TASK BRIEF
Go through the listing below and gather every line with the word "Conference".

MATERIAL FOR THIS EXERCISE
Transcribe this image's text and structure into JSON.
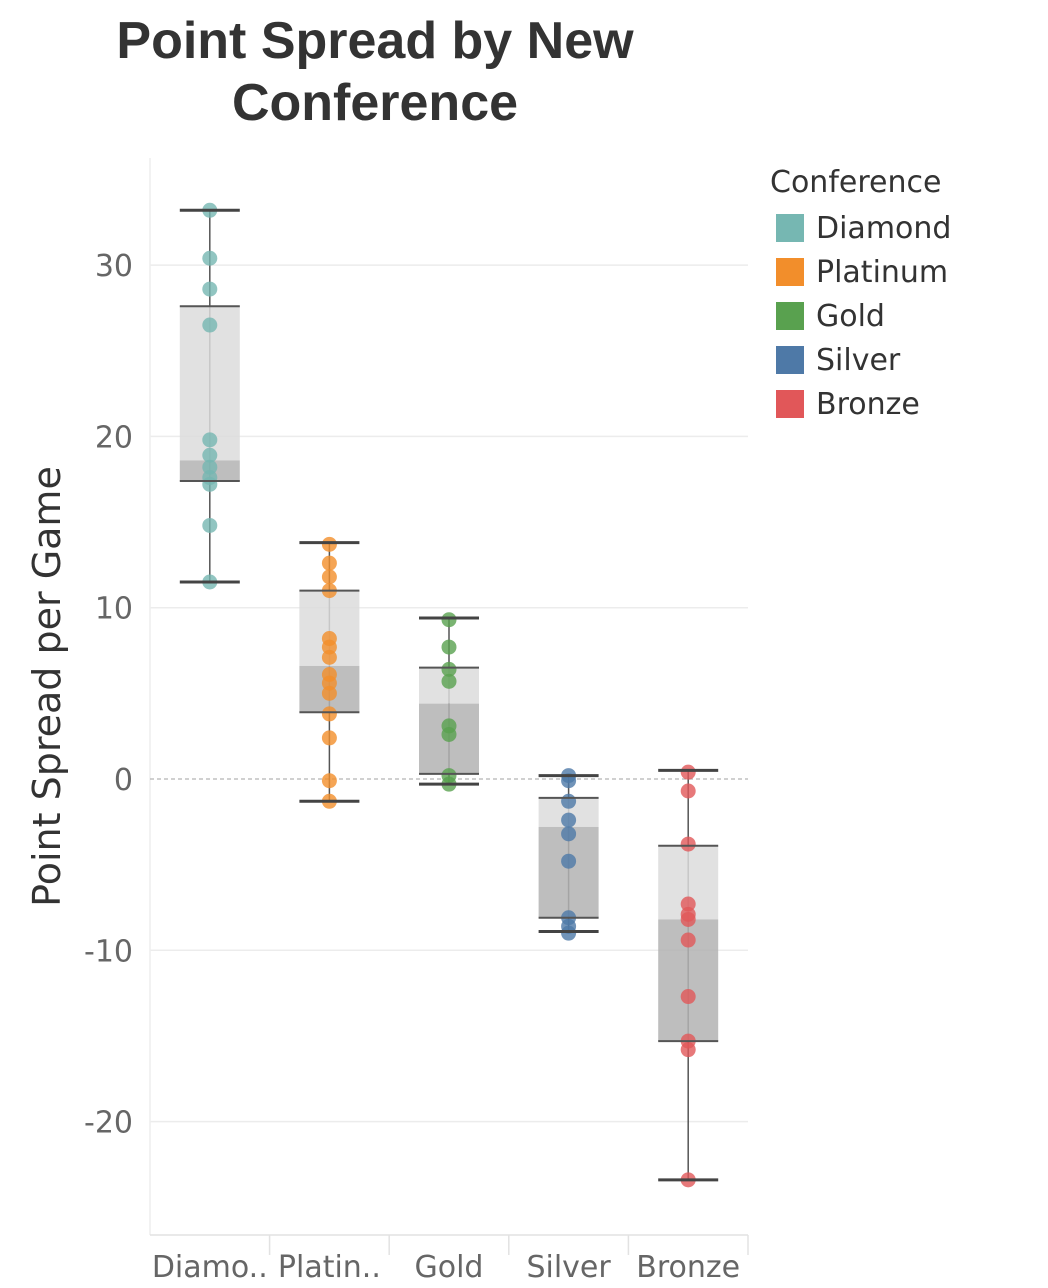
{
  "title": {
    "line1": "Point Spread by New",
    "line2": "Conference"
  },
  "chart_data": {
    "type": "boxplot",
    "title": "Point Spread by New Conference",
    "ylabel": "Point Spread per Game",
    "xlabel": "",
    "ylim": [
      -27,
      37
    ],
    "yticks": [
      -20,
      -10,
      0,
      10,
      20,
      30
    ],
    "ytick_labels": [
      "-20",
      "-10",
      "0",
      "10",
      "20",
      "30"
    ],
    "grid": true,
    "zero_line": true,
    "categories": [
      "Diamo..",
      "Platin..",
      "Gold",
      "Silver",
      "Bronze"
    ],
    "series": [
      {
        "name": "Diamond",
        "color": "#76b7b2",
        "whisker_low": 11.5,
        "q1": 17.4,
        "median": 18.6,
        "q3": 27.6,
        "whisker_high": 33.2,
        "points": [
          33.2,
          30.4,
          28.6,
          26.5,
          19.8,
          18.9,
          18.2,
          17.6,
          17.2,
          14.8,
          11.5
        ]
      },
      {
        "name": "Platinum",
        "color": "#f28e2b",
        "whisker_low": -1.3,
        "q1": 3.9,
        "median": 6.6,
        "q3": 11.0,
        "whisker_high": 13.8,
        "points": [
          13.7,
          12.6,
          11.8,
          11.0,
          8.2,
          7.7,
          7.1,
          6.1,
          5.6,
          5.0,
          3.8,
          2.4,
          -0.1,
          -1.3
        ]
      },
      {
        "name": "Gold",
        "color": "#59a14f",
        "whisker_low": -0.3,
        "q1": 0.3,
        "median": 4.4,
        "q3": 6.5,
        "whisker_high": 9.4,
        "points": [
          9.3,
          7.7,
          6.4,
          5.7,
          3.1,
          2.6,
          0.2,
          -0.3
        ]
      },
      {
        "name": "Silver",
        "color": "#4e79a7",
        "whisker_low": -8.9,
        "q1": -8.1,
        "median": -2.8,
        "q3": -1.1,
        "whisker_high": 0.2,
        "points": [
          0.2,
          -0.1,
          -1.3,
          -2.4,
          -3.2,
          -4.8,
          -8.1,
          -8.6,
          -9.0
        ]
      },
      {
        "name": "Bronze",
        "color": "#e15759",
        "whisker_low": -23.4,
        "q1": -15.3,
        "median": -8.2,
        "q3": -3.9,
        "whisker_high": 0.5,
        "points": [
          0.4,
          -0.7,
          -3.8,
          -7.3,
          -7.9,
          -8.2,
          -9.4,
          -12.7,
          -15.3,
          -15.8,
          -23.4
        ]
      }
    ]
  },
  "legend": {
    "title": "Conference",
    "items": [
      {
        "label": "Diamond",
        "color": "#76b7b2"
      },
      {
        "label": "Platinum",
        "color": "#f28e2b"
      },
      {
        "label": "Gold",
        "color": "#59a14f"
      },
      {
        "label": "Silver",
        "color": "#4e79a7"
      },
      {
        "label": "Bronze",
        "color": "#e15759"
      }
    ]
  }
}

REPLY TO THE EXERCISE
    "line2": "Conference"
    "title": "Point Spread by New Conference",
    "title": "Conference",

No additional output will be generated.